## Written exercise:
Lay out everything from the line containing "Localize all elements." down to the line containing "close-button[interactable]: ✕ —" as a two-column CSV with the columns instruction and response, one row per entry. Put each entry's text and its answer in a single quoted field with line breaks replaced by spaces, and leave the pictures out.

## Entries:
==========
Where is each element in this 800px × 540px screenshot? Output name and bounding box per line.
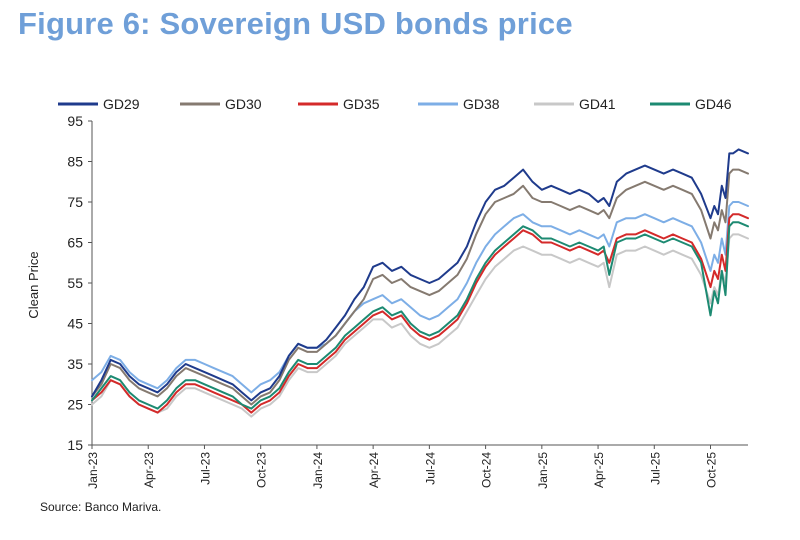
==========
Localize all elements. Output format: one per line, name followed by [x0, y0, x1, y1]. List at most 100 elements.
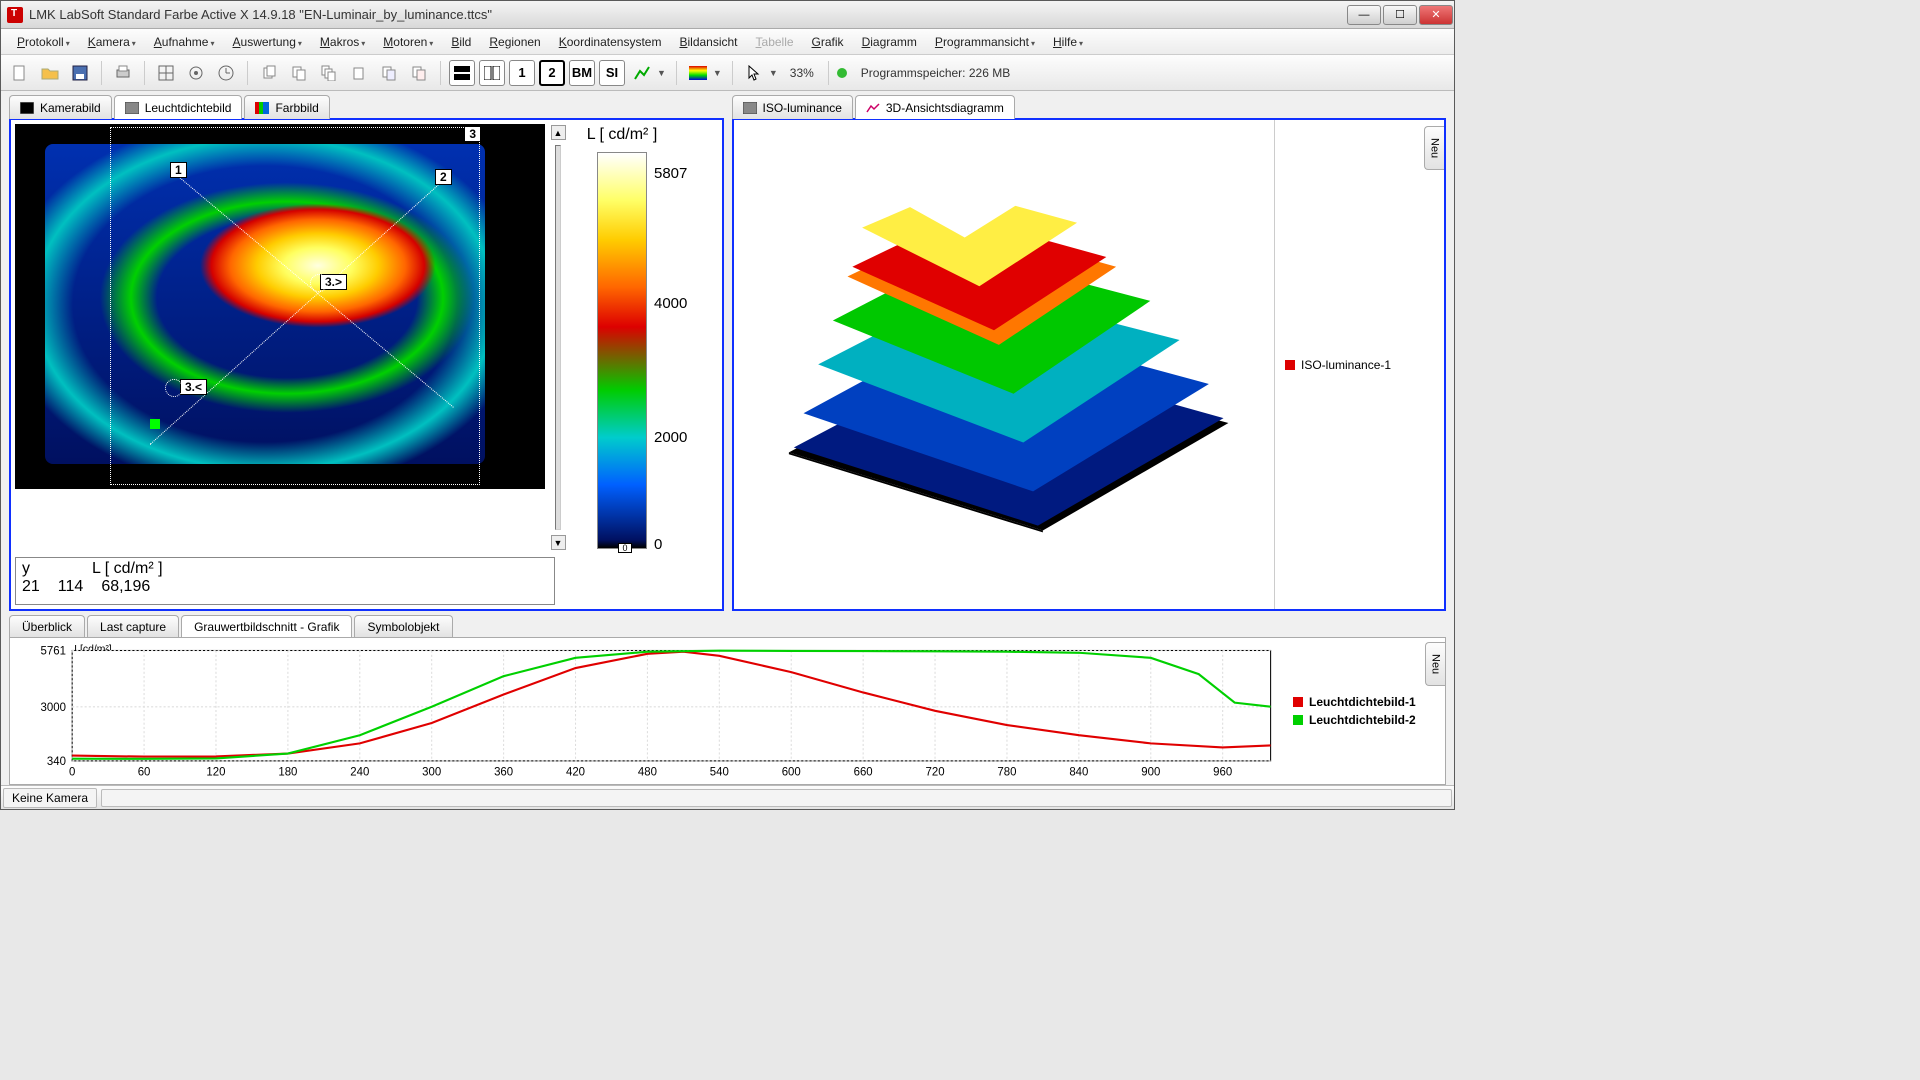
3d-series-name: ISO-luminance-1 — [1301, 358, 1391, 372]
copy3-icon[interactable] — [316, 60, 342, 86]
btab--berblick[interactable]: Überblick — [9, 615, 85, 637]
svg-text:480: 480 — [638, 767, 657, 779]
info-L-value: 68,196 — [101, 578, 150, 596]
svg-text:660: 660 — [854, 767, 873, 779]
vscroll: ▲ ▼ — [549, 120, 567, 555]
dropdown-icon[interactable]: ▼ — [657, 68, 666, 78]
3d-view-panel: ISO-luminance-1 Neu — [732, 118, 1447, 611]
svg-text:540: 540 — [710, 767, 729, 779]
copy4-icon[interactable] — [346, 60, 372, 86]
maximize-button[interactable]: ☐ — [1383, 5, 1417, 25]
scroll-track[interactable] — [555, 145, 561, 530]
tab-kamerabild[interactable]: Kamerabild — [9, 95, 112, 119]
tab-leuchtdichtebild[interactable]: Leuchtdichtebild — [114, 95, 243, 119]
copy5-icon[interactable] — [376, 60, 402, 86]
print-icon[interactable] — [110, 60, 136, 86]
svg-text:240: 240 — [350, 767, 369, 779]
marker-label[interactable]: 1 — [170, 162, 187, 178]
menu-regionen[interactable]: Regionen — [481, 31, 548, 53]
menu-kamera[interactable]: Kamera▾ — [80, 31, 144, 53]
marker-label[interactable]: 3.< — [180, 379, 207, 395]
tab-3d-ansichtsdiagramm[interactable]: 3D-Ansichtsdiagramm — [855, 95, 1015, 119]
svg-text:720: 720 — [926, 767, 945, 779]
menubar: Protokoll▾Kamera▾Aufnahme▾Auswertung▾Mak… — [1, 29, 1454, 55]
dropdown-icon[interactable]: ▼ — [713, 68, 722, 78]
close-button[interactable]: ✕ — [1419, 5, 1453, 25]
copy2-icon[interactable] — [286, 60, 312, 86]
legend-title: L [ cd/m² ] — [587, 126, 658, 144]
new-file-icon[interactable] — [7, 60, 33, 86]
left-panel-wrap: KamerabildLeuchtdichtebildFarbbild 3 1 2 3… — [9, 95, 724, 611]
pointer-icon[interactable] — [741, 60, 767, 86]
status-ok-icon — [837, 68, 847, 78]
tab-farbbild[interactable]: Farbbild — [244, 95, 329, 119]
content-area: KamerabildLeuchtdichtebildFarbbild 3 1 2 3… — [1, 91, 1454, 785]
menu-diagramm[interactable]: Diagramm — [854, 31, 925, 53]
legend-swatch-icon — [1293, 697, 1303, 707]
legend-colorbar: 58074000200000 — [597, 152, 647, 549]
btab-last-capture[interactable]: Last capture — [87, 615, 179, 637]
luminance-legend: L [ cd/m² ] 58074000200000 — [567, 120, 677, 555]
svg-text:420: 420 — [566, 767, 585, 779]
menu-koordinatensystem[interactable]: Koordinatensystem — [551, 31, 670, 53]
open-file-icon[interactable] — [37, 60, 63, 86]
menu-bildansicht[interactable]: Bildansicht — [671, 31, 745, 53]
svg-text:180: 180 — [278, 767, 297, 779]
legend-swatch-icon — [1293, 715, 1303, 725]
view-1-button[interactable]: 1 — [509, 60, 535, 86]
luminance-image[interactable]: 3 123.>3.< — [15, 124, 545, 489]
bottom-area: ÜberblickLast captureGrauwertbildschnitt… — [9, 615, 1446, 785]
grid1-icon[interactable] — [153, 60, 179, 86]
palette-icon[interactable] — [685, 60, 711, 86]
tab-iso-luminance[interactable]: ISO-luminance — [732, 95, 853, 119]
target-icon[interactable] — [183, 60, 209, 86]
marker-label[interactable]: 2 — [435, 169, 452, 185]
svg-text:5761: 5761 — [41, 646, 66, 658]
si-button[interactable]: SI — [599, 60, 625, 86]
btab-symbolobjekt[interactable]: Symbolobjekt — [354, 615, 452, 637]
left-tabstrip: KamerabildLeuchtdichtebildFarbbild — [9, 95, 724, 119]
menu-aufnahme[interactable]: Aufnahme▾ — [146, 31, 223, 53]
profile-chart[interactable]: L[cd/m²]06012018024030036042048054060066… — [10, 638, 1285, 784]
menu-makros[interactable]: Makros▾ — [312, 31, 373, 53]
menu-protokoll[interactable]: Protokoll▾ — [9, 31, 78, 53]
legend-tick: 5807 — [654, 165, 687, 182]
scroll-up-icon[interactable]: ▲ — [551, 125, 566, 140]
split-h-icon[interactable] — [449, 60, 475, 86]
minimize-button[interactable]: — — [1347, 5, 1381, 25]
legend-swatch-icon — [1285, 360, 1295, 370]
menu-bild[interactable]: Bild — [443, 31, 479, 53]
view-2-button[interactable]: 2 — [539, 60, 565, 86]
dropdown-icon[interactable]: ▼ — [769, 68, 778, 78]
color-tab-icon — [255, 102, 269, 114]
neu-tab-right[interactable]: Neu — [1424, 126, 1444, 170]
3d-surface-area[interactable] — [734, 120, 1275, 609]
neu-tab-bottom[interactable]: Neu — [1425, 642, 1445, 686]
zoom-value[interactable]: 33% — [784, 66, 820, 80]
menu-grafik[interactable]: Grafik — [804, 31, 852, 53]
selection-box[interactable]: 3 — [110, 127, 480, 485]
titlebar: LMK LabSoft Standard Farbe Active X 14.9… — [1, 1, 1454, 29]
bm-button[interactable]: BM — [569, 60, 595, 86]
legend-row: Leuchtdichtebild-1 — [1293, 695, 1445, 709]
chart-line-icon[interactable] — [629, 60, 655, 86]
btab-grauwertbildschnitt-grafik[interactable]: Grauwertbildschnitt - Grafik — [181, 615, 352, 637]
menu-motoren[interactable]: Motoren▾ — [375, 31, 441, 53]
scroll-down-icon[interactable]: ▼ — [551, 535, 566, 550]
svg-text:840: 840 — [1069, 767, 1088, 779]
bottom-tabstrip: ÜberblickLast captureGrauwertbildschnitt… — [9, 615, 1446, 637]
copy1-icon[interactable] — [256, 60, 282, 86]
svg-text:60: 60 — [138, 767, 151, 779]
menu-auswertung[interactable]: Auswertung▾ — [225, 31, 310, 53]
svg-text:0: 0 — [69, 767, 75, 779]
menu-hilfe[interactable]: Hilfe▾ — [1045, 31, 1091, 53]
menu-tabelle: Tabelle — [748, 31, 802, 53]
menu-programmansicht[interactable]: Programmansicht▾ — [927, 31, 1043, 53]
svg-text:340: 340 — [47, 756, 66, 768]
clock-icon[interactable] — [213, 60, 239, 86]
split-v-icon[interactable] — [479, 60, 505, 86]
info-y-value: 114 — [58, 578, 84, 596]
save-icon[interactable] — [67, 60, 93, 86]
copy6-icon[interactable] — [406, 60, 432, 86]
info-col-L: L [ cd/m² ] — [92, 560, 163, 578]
==========
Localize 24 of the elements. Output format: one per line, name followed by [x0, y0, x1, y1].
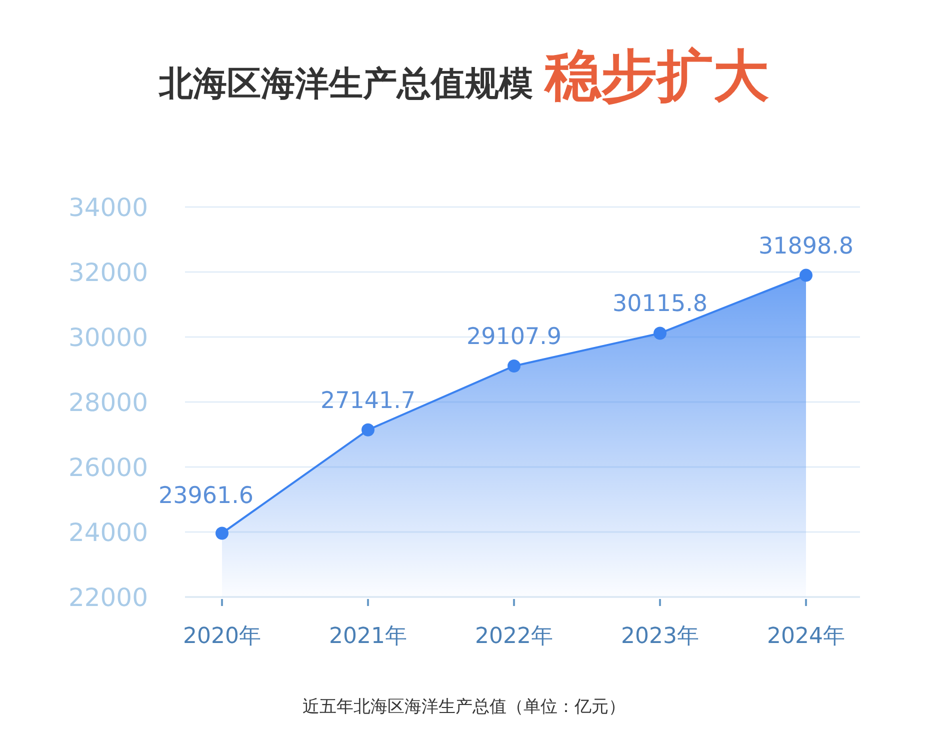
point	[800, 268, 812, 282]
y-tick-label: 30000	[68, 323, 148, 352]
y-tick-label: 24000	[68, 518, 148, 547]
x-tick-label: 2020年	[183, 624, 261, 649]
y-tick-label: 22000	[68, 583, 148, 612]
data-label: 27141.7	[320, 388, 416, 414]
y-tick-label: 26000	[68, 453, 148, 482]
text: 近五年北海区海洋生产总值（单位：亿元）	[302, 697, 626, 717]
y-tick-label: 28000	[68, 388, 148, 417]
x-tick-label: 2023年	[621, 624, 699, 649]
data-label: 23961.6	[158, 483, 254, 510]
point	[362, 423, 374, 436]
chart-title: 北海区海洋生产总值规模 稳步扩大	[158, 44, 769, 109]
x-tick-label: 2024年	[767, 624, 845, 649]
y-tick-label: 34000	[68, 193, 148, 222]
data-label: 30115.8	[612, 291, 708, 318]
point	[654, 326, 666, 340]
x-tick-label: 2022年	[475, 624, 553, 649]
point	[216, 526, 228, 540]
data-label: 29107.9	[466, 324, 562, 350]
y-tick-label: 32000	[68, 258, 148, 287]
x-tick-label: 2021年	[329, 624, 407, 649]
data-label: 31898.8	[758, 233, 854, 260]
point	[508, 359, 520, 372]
==========
## Output of the exercise:
instruction,response
"Localize all elements. Output format: one per line, name followed by [x0, y0, x1, y1]. List at most 100 elements.","3d-series-name: ISO-luminance-1 — [1301, 358, 1391, 372] copy3-icon[interactable] — [316, 60, 342, 86] btab--berblick[interactable]: Überblick — [9, 615, 85, 637] svg-text:480: 480 — [638, 767, 657, 779] info-L-value: 68,196 — [101, 578, 150, 596] svg-text:660: 660 — [854, 767, 873, 779] vscroll: ▲ ▼ — [549, 120, 567, 555] dropdown-icon[interactable]: ▼ — [657, 68, 666, 78] 3d-view-panel: ISO-luminance-1 Neu — [732, 118, 1447, 611] svg-text:540: 540 — [710, 767, 729, 779] copy4-icon[interactable] — [346, 60, 372, 86] maximize-button[interactable]: ☐ — [1383, 5, 1417, 25] scroll-track[interactable] — [555, 145, 561, 530] tab-kamerabild[interactable]: Kamerabild — [9, 95, 112, 119] tab-leuchtdichtebild[interactable]: Leuchtdichtebild — [114, 95, 243, 119] copy5-icon[interactable] — [376, 60, 402, 86] print-icon[interactable] — [110, 60, 136, 86] svg-text:240: 240 — [350, 767, 369, 779] marker-label[interactable]: 1 — [170, 162, 187, 178] menu-regionen[interactable]: Regionen — [481, 31, 548, 53] menu-kamera[interactable]: Kamera▾ — [80, 31, 144, 53] marker-label[interactable]: 3.< — [180, 379, 207, 395] tab-3d-ansichtsdiagramm[interactable]: 3D-Ansichtsdiagramm — [855, 95, 1015, 119] svg-text:720: 720 — [926, 767, 945, 779] menubar: Protokoll▾Kamera▾Aufnahme▾Auswertung▾Mak… — [1, 29, 1454, 55] dropdown-icon[interactable]: ▼ — [713, 68, 722, 78] close-button[interactable]: ✕ — [1419, 5, 1453, 25]"